■ **TASK REQUIREMENTS**
Read through the records below and copy each line that uses the word "received".

■ **DATA EXCERPTS**
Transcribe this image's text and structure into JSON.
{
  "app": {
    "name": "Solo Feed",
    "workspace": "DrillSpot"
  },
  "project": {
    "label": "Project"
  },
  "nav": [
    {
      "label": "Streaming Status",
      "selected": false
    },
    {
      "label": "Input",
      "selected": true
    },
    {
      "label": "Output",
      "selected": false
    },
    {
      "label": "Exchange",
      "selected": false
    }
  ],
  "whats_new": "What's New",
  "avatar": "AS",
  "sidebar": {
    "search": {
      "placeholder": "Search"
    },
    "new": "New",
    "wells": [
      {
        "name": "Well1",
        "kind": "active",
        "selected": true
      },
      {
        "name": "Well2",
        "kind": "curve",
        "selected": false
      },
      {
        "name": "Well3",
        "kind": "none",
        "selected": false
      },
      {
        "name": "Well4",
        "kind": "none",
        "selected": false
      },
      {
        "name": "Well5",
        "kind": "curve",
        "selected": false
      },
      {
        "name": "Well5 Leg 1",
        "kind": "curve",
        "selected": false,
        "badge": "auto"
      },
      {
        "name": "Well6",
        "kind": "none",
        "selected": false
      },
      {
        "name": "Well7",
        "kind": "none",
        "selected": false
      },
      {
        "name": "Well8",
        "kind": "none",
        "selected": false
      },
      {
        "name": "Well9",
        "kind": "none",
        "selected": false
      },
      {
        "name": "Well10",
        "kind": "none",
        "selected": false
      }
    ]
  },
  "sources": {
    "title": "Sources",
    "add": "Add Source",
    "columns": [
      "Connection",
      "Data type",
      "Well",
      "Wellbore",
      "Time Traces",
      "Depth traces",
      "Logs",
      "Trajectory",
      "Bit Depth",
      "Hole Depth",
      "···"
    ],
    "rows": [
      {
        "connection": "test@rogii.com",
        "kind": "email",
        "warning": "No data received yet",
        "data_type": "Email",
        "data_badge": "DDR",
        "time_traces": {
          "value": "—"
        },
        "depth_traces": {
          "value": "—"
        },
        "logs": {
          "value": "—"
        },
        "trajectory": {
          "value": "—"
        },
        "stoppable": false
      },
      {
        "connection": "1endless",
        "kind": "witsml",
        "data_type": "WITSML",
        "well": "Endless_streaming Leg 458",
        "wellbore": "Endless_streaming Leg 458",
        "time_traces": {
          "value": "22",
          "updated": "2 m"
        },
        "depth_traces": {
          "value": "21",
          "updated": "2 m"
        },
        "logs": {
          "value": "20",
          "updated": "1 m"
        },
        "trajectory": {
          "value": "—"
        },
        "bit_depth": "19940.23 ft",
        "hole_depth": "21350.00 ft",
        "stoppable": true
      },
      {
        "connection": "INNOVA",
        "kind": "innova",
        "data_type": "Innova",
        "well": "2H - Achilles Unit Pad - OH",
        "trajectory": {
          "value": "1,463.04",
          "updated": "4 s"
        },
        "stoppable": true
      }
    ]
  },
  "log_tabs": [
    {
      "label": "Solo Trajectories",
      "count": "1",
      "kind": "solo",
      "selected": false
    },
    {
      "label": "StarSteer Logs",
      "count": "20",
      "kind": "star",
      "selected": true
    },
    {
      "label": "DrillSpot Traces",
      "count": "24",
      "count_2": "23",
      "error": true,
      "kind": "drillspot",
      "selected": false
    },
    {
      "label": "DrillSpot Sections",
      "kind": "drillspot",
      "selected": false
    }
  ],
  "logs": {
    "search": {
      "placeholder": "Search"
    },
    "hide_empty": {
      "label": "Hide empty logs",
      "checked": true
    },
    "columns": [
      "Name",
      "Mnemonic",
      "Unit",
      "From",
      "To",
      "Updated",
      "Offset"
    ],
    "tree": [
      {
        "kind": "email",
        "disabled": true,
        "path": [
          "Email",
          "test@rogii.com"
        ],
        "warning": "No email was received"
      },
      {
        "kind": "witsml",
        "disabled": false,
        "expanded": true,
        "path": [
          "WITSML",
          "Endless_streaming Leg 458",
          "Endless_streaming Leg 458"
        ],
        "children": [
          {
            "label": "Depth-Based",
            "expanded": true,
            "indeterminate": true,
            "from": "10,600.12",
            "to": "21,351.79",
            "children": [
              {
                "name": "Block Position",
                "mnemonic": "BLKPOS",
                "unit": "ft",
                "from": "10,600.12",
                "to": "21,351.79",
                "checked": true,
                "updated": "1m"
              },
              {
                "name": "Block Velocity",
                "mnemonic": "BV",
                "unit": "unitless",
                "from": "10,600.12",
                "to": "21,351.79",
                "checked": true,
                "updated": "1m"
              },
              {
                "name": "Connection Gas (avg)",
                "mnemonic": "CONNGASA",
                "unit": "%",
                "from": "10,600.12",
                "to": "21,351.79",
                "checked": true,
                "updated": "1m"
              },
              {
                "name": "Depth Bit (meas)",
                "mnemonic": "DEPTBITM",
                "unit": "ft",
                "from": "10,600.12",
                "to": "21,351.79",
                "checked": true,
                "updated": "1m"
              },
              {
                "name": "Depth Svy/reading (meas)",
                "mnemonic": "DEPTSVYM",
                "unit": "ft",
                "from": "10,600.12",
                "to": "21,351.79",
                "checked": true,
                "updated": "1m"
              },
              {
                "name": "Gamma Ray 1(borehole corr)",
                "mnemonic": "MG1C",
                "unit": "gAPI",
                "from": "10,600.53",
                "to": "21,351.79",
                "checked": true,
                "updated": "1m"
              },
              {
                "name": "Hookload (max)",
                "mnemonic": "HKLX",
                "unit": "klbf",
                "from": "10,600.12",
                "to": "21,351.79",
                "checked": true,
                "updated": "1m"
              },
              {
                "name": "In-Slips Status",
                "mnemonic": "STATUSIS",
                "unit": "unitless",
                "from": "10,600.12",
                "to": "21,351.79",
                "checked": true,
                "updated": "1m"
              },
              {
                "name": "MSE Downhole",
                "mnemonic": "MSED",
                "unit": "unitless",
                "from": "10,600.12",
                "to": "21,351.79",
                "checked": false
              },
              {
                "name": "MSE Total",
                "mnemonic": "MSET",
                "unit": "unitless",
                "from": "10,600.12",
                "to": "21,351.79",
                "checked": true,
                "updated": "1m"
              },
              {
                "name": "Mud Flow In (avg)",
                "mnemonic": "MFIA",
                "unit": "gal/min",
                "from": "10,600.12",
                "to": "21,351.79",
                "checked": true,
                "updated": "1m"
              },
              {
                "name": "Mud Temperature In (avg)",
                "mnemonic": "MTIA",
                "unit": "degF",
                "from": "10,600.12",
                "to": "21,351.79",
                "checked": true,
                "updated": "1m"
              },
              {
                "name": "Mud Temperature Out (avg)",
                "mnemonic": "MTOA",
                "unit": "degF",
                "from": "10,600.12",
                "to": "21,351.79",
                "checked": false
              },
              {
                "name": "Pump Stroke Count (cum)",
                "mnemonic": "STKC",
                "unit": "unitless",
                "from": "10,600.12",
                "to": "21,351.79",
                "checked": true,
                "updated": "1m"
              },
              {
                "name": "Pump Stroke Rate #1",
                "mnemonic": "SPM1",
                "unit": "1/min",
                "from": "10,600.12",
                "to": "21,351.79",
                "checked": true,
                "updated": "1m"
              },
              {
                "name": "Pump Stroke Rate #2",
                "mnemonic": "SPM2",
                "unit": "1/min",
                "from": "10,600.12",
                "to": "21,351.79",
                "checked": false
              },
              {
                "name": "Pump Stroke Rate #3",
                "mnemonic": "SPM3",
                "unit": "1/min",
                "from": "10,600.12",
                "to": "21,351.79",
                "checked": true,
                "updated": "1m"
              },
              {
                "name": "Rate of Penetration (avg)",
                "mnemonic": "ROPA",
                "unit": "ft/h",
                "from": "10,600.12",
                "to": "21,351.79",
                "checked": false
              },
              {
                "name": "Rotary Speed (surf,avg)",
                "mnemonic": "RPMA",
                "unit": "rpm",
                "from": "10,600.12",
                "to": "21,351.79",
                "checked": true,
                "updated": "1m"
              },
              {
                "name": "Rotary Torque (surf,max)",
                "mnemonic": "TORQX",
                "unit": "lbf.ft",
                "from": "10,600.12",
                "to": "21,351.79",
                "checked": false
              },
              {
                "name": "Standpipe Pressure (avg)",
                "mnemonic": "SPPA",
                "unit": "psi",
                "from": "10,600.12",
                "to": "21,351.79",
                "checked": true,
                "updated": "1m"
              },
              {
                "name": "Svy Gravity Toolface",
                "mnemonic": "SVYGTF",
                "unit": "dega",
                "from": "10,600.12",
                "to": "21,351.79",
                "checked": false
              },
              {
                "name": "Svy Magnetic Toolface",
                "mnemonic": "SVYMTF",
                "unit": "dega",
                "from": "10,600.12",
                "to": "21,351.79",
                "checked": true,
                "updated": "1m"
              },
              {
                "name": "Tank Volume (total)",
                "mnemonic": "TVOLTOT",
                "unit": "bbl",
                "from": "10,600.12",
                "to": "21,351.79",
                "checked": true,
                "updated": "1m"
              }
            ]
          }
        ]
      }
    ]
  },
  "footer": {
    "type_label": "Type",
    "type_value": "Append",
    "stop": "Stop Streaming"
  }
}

■ **RESULT**
        "warning": "No data received yet",
        "warning": "No email was received"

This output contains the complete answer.